**Exercise:** For each statement, answer yes or no according to the text on access control lists below, and quote the text's exact deciding words. 1. Modifying the SACL requires the SeSecurityPrivilege. 2. Integrity enforcement is evaluated after the DACL. 3. Every ACE has four parts.

**Page text:**
>>>
What Are Access Control Lists (DACLs and SACLs)

An Access Control List (ACL) is an ordered list of rules called Access Control Entries (ACEs). Each ACE is a single statement about what a specific principal can do (or cannot do, or what gets audited) on the object the ACL protects.

Security descriptors contain two ACLs that serve different purposes:

  • The DACL controls access — who is allowed or denied
  • The SACL controls system policy — what gets audited and what integrity level is required

Access Control Entries

Every ACE has three parts:

Part What it specifies
Type What the ACE does — allow access, deny access, or generate an audit event
SID Which principal the rule applies to
Access mask Which specific rights are affected

For example, an allow ACE might say: "Grant S-1-5-21-...-513 (Domain Users) the right to read data and read attributes on this object."

A deny ACE uses the same structure but blocks access instead of granting it: "Deny S-1-5-21-...-1028 (bob) the right to write data on this object."

ACE types

The core ACE types are:

Type Where it appears Purpose
Access Allowed DACL Grants specific rights to a principal
Access Denied DACL Blocks specific rights for a principal
System Audit SACL Generates an audit event when a principal accesses (or is denied access to) the object
Mandatory Label SACL Sets the minimum integrity level required to access the object

There are additional ACE types for more advanced scenarios — conditional ACEs that evaluate expressions, object ACEs that target specific properties, and others — covered in their own documentation.

DACL: ordering matters

AccessCheck walks the DACL from top to bottom and stops evaluating a particular right as soon as it finds a match. This means the order of ACEs directly affects the outcome.

The standard ordering is:

  1. Explicit deny ACEs — checked first
  2. Explicit allow ACEs — checked after denies
  3. Inherited deny ACEs — denies inherited from a parent object
  4. Inherited allow ACEs — allows inherited from a parent object

Consider a directory where Domain Users are allowed read access, but Bob (a member of Domain Users) should be denied:

Deny   S-1-5-21-...-1028 (bob)           FILE_READ_DATA
Allow  S-1-5-21-...-513  (Domain Users)  FILE_READ_DATA

AccessCheck encounters the deny first and blocks Bob's read access. The later allow for Domain Users is never reached for Bob.

If the order were reversed — allow first, deny second — Bob would be granted access before the deny was ever evaluated. Ordering is not a suggestion. It determines the result.

SACL: audit and integrity

The SACL is independent of the DACL. It controls two things:

Audit ACEs define what generates audit events. An audit ACE can trigger on successful access, failed access, or both. For example: "Generate an audit event whenever anyone in the Administrators group accesses this object" or "Generate an audit event whenever a write attempt is denied."

Mandatory labels set a floor on the integrity level required to modify the object. If an object has a High integrity label, a process running at Medium integrity cannot write to it — regardless of what the DACL says. Integrity enforcement is evaluated before the DACL.

Modifying the SACL requires the SeSecurityPrivilege. This separates authority: object owners control who has access (the DACL), but system administrators control what gets audited and what integrity policy applies (the SACL).
<<<
**Raw data:**
>>>
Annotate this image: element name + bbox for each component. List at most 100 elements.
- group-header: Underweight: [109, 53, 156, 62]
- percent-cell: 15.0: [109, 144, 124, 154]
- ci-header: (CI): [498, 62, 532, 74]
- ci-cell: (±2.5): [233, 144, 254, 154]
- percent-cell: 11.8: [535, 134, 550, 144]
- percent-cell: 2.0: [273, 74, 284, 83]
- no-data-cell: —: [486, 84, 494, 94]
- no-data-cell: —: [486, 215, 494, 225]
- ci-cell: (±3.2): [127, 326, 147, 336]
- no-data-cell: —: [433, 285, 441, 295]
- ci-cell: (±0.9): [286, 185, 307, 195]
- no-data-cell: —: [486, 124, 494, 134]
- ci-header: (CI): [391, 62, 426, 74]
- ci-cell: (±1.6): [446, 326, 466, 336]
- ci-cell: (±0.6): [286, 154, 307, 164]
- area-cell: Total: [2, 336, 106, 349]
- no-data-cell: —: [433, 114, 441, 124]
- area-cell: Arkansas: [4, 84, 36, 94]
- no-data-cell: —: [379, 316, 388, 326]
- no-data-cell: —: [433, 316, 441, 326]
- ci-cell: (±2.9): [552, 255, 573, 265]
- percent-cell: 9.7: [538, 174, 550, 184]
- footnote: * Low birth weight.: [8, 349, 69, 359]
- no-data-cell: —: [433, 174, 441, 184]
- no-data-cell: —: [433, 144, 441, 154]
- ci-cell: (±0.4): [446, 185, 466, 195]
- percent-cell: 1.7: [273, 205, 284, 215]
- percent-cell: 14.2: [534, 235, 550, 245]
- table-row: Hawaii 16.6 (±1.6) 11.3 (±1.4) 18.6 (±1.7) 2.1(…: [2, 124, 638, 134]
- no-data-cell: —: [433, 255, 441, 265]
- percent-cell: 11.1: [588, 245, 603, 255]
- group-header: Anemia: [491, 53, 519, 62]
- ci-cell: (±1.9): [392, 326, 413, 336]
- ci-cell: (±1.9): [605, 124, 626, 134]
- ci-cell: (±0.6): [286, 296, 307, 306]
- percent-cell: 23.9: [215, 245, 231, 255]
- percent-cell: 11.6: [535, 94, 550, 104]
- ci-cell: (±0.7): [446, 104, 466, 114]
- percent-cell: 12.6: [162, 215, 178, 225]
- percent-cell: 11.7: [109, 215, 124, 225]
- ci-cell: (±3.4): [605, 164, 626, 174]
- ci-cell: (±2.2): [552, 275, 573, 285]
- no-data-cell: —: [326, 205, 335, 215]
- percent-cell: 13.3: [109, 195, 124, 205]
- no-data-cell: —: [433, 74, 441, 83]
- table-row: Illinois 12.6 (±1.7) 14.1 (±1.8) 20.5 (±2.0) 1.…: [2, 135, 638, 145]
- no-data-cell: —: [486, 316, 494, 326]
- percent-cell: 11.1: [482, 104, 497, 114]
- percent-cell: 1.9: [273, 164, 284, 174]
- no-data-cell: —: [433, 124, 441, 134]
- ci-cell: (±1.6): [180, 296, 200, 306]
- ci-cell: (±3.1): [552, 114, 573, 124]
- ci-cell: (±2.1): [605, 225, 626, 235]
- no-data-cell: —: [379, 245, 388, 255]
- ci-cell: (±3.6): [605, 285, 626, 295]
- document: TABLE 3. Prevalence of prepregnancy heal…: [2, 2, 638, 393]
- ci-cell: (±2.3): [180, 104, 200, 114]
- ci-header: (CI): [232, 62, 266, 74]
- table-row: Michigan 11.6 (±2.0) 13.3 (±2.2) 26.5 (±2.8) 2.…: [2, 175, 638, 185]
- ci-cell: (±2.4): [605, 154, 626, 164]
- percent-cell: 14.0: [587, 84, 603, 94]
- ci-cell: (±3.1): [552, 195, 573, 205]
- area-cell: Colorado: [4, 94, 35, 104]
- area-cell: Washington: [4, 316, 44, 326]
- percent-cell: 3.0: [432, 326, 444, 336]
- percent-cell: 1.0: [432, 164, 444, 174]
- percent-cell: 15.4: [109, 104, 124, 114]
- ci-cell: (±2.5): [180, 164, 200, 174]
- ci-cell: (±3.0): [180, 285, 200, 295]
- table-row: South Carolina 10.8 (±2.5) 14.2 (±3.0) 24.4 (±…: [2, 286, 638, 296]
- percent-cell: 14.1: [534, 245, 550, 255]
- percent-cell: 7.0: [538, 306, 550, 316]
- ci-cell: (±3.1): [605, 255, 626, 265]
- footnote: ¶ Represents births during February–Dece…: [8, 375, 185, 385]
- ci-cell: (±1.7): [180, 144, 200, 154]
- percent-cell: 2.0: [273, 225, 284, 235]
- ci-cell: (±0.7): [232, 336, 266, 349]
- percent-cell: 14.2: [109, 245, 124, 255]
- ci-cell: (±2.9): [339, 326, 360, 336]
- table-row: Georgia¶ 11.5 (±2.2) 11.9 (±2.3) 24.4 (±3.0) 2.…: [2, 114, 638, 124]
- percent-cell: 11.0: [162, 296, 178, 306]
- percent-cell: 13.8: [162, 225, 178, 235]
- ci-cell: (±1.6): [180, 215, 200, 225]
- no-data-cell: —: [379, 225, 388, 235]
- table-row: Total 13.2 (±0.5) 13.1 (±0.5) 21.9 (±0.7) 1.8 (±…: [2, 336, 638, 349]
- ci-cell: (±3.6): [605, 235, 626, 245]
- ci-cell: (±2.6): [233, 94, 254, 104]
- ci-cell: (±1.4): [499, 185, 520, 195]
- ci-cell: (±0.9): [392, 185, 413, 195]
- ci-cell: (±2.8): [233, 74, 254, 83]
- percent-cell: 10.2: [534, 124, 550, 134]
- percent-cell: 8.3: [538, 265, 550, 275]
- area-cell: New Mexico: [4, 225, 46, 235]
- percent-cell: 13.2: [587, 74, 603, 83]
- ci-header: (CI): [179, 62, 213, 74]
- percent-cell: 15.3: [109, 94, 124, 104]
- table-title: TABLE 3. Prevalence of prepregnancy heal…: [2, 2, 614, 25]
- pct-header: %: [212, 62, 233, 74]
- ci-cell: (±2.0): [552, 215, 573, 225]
<<<
**Answer section:**
1. Yes: "Modifying the SACL requires the SeSecurityPrivilege."
2. No: "Integrity enforcement is evaluated before the DACL."
3. No: "Every ACE has three parts"